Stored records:
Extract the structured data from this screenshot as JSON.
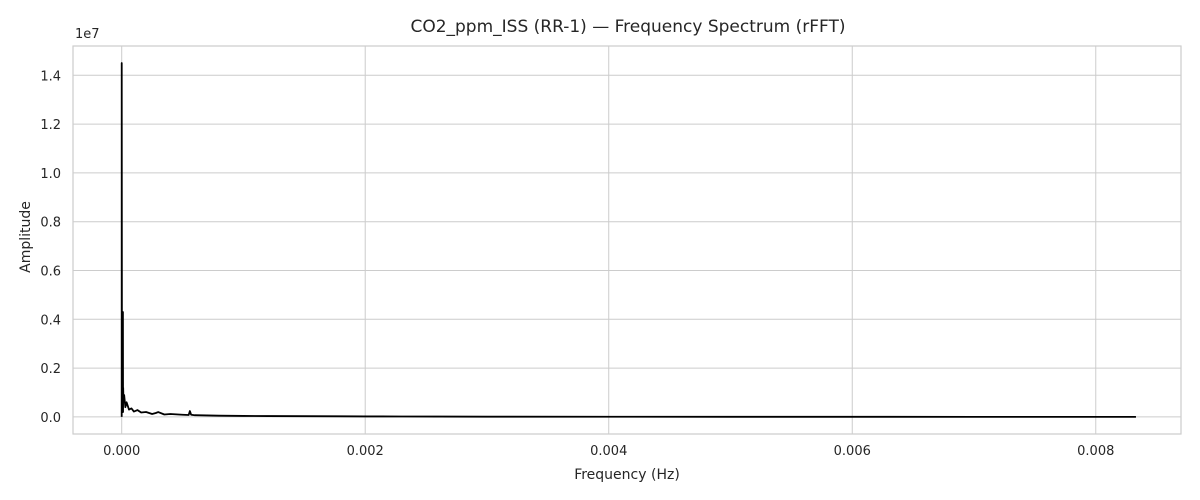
{
  "chart_data": {
    "type": "line",
    "title": "CO2_ppm_ISS (RR-1) — Frequency Spectrum (rFFT)",
    "xlabel": "Frequency (Hz)",
    "ylabel": "Amplitude",
    "y_scale_label": "1e7",
    "xlim": [
      -0.0004,
      0.0087
    ],
    "ylim": [
      -0.07,
      1.52
    ],
    "y_scale_factor": 10000000,
    "grid": true,
    "legend": "none",
    "x_ticks": [
      0.0,
      0.002,
      0.004,
      0.006,
      0.008
    ],
    "x_tick_labels": [
      "0.000",
      "0.002",
      "0.004",
      "0.006",
      "0.008"
    ],
    "y_ticks": [
      0.0,
      0.2,
      0.4,
      0.6,
      0.8,
      1.0,
      1.2,
      1.4
    ],
    "y_tick_labels": [
      "0.0",
      "0.2",
      "0.4",
      "0.6",
      "0.8",
      "1.0",
      "1.2",
      "1.4"
    ],
    "series": [
      {
        "color": "#000000",
        "x": [
          0.0,
          1e-07,
          2e-06,
          3e-06,
          4e-06,
          6e-06,
          8e-06,
          1e-05,
          1.1e-05,
          1.2e-05,
          1.5e-05,
          2e-05,
          3e-05,
          4e-05,
          6e-05,
          8e-05,
          0.0001,
          0.00013,
          0.00016,
          0.0002,
          0.00025,
          0.00028,
          0.0003,
          0.00035,
          0.0004,
          0.0005,
          0.00055,
          0.00056,
          0.00057,
          0.0006,
          0.0007,
          0.0008,
          0.001,
          0.0012,
          0.0015,
          0.0018,
          0.002,
          0.0023,
          0.0026,
          0.003,
          0.004,
          0.005,
          0.006,
          0.007,
          0.008,
          0.00833
        ],
        "y": [
          0.0,
          1.45,
          0.1,
          0.2,
          0.05,
          0.08,
          0.03,
          0.43,
          0.02,
          0.12,
          0.06,
          0.09,
          0.04,
          0.06,
          0.03,
          0.035,
          0.022,
          0.028,
          0.018,
          0.02,
          0.012,
          0.016,
          0.02,
          0.01,
          0.012,
          0.009,
          0.008,
          0.024,
          0.009,
          0.007,
          0.006,
          0.005,
          0.004,
          0.0035,
          0.003,
          0.0025,
          0.002,
          0.0018,
          0.0015,
          0.001,
          0.0007,
          0.0005,
          0.0004,
          0.0003,
          0.0002,
          0.0002
        ]
      }
    ]
  }
}
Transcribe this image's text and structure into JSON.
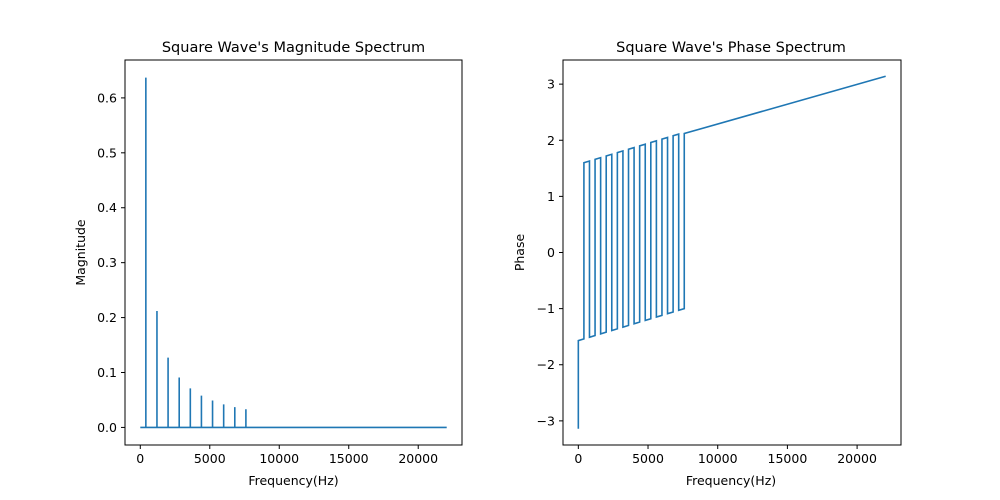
{
  "colors": {
    "series": "#1f77b4",
    "axes": "#000000",
    "background": "#ffffff"
  },
  "chart_data": [
    {
      "type": "line",
      "title": "Square Wave's Magnitude Spectrum",
      "xlabel": "Frequency(Hz)",
      "ylabel": "Magnitude",
      "xlim": [
        -1100,
        23150
      ],
      "ylim": [
        -0.032,
        0.669
      ],
      "xticks": [
        0,
        5000,
        10000,
        15000,
        20000
      ],
      "xtick_labels": [
        "0",
        "5000",
        "10000",
        "15000",
        "20000"
      ],
      "yticks": [
        0.0,
        0.1,
        0.2,
        0.3,
        0.4,
        0.5,
        0.6
      ],
      "ytick_labels": [
        "0.0",
        "0.1",
        "0.2",
        "0.3",
        "0.4",
        "0.5",
        "0.6"
      ],
      "grid": false,
      "series": [
        {
          "x": [
            0,
            400,
            400,
            400,
            1200,
            1200,
            1200,
            2000,
            2000,
            2000,
            2800,
            2800,
            2800,
            3600,
            3600,
            3600,
            4400,
            4400,
            4400,
            5200,
            5200,
            5200,
            6000,
            6000,
            6000,
            6800,
            6800,
            6800,
            7600,
            7600,
            7600,
            22050
          ],
          "y": [
            0,
            0,
            0.637,
            0,
            0,
            0.212,
            0,
            0,
            0.127,
            0,
            0,
            0.091,
            0,
            0,
            0.071,
            0,
            0,
            0.058,
            0,
            0,
            0.049,
            0,
            0,
            0.042,
            0,
            0,
            0.037,
            0,
            0,
            0.033,
            0,
            0
          ]
        }
      ]
    },
    {
      "type": "line",
      "title": "Square Wave's Phase Spectrum",
      "xlabel": "Frequency(Hz)",
      "ylabel": "Phase",
      "xlim": [
        -1100,
        23150
      ],
      "ylim": [
        -3.43,
        3.43
      ],
      "xticks": [
        0,
        5000,
        10000,
        15000,
        20000
      ],
      "xtick_labels": [
        "0",
        "5000",
        "10000",
        "15000",
        "20000"
      ],
      "yticks": [
        -3,
        -2,
        -1,
        0,
        1,
        2,
        3
      ],
      "ytick_labels": [
        "−3",
        "−2",
        "−1",
        "0",
        "1",
        "2",
        "3"
      ],
      "grid": false,
      "series": [
        {
          "x": [
            0,
            0,
            400,
            400,
            800,
            800,
            1200,
            1200,
            1600,
            1600,
            2000,
            2000,
            2400,
            2400,
            2800,
            2800,
            3200,
            3200,
            3600,
            3600,
            4000,
            4000,
            4400,
            4400,
            4800,
            4800,
            5200,
            5200,
            5600,
            5600,
            6000,
            6000,
            6400,
            6400,
            6800,
            6800,
            7200,
            7200,
            7600,
            7600,
            22050
          ],
          "y": [
            -3.14,
            -1.57,
            -1.54,
            1.6,
            1.63,
            -1.51,
            -1.48,
            1.66,
            1.69,
            -1.45,
            -1.42,
            1.72,
            1.75,
            -1.39,
            -1.36,
            1.78,
            1.81,
            -1.33,
            -1.3,
            1.84,
            1.87,
            -1.27,
            -1.24,
            1.9,
            1.93,
            -1.21,
            -1.18,
            1.96,
            1.99,
            -1.15,
            -1.12,
            2.02,
            2.05,
            -1.09,
            -1.06,
            2.08,
            2.11,
            -1.03,
            -1.0,
            2.12,
            3.14
          ]
        }
      ]
    }
  ]
}
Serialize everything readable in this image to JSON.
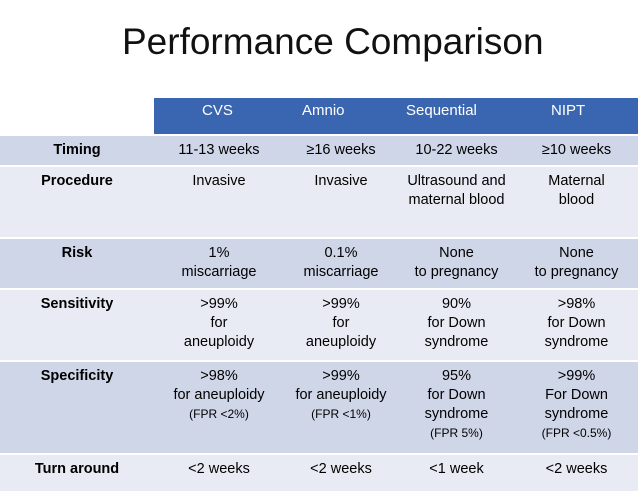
{
  "title": "Performance Comparison",
  "table": {
    "columns": [
      "",
      "CVS",
      "Amnio",
      "Sequential",
      "NIPT"
    ],
    "rows": [
      {
        "label": "Timing",
        "cells": [
          {
            "lines": [
              "11-13 weeks"
            ]
          },
          {
            "lines": [
              "≥16 weeks"
            ]
          },
          {
            "lines": [
              "10-22 weeks"
            ]
          },
          {
            "lines": [
              "≥10 weeks"
            ]
          }
        ]
      },
      {
        "label": "Procedure",
        "cells": [
          {
            "lines": [
              "Invasive"
            ]
          },
          {
            "lines": [
              "Invasive"
            ]
          },
          {
            "lines": [
              "Ultrasound and",
              "maternal blood"
            ]
          },
          {
            "lines": [
              "Maternal",
              "blood"
            ]
          }
        ]
      },
      {
        "label": "Risk",
        "cells": [
          {
            "lines": [
              "1%",
              "miscarriage"
            ]
          },
          {
            "lines": [
              "0.1%",
              "miscarriage"
            ]
          },
          {
            "lines": [
              "None",
              "to pregnancy"
            ]
          },
          {
            "lines": [
              "None",
              "to pregnancy"
            ]
          }
        ]
      },
      {
        "label": "Sensitivity",
        "cells": [
          {
            "lines": [
              ">99%",
              "for",
              "aneuploidy"
            ]
          },
          {
            "lines": [
              ">99%",
              "for",
              "aneuploidy"
            ]
          },
          {
            "lines": [
              "90%",
              "for Down",
              "syndrome"
            ]
          },
          {
            "lines": [
              ">98%",
              "for Down",
              "syndrome"
            ]
          }
        ]
      },
      {
        "label": "Specificity",
        "cells": [
          {
            "lines": [
              ">98%",
              "for aneuploidy"
            ],
            "note": "(FPR <2%)"
          },
          {
            "lines": [
              ">99%",
              "for aneuploidy"
            ],
            "note": "(FPR <1%)"
          },
          {
            "lines": [
              "95%",
              "for Down",
              "syndrome"
            ],
            "note": "(FPR 5%)"
          },
          {
            "lines": [
              ">99%",
              "For Down",
              "syndrome"
            ],
            "note": "(FPR <0.5%)"
          }
        ]
      },
      {
        "label": "Turn around",
        "cells": [
          {
            "lines": [
              "<2 weeks"
            ]
          },
          {
            "lines": [
              "<2 weeks"
            ]
          },
          {
            "lines": [
              "<1 week"
            ]
          },
          {
            "lines": [
              "<2 weeks"
            ]
          }
        ]
      }
    ]
  }
}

**YOUR INSTRUCTIONS:**
Wherever the string "JSON" appears in the entries above, list that line.

**SOLUTION FOR THIS PROBLEM:**
Extract the structured data from this screenshot as JSON.
Transcribe this image's text and structure into JSON.
Serialize everything readable in this image to JSON.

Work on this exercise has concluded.